→ WORK INSTRUCTIONS
In full and without alteration, give the listing again.

→ RECORDS SHOWN
+ + +
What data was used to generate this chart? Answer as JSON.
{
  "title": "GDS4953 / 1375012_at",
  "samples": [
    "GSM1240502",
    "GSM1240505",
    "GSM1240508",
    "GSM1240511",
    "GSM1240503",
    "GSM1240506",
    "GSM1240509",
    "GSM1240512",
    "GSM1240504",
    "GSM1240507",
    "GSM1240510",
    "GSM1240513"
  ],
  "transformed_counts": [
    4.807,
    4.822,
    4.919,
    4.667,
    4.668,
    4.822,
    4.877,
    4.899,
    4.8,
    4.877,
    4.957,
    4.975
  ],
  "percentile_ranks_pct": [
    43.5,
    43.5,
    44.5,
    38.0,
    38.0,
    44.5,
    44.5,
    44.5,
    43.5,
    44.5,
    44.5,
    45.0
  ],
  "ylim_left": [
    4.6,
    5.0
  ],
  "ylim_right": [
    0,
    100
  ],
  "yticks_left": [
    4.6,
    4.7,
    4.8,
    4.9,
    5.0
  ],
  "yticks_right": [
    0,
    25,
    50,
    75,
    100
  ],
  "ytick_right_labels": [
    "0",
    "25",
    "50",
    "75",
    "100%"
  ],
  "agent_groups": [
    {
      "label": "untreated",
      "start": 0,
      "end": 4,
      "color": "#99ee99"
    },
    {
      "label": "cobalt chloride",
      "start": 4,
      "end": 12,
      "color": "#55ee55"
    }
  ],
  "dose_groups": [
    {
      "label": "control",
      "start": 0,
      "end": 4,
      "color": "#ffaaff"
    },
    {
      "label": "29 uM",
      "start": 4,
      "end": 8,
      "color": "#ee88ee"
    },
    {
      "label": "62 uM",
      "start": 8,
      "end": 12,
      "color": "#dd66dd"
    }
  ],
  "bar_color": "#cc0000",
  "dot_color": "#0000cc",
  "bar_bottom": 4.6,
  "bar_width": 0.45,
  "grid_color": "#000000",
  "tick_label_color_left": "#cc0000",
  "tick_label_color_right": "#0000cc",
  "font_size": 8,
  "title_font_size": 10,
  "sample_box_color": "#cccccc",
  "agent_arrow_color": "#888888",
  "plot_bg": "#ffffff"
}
+ + +
→ RESULT
What data was used to generate this chart? Answer as JSON.
{
  "title": "GDS4953 / 1375012_at",
  "samples": [
    "GSM1240502",
    "GSM1240505",
    "GSM1240508",
    "GSM1240511",
    "GSM1240503",
    "GSM1240506",
    "GSM1240509",
    "GSM1240512",
    "GSM1240504",
    "GSM1240507",
    "GSM1240510",
    "GSM1240513"
  ],
  "transformed_counts": [
    4.807,
    4.822,
    4.919,
    4.667,
    4.668,
    4.822,
    4.877,
    4.899,
    4.8,
    4.877,
    4.957,
    4.975
  ],
  "percentile_ranks_pct": [
    43.5,
    43.5,
    44.5,
    38.0,
    38.0,
    44.5,
    44.5,
    44.5,
    43.5,
    44.5,
    44.5,
    45.0
  ],
  "ylim_left": [
    4.6,
    5.0
  ],
  "ylim_right": [
    0,
    100
  ],
  "yticks_left": [
    4.6,
    4.7,
    4.8,
    4.9,
    5.0
  ],
  "yticks_right": [
    0,
    25,
    50,
    75,
    100
  ],
  "ytick_right_labels": [
    "0",
    "25",
    "50",
    "75",
    "100%"
  ],
  "agent_groups": [
    {
      "label": "untreated",
      "start": 0,
      "end": 4,
      "color": "#99ee99"
    },
    {
      "label": "cobalt chloride",
      "start": 4,
      "end": 12,
      "color": "#55ee55"
    }
  ],
  "dose_groups": [
    {
      "label": "control",
      "start": 0,
      "end": 4,
      "color": "#ffaaff"
    },
    {
      "label": "29 uM",
      "start": 4,
      "end": 8,
      "color": "#ee88ee"
    },
    {
      "label": "62 uM",
      "start": 8,
      "end": 12,
      "color": "#dd66dd"
    }
  ],
  "bar_color": "#cc0000",
  "dot_color": "#0000cc",
  "bar_bottom": 4.6,
  "bar_width": 0.45,
  "grid_color": "#000000",
  "tick_label_color_left": "#cc0000",
  "tick_label_color_right": "#0000cc",
  "font_size": 8,
  "title_font_size": 10,
  "sample_box_color": "#cccccc",
  "agent_arrow_color": "#888888",
  "plot_bg": "#ffffff"
}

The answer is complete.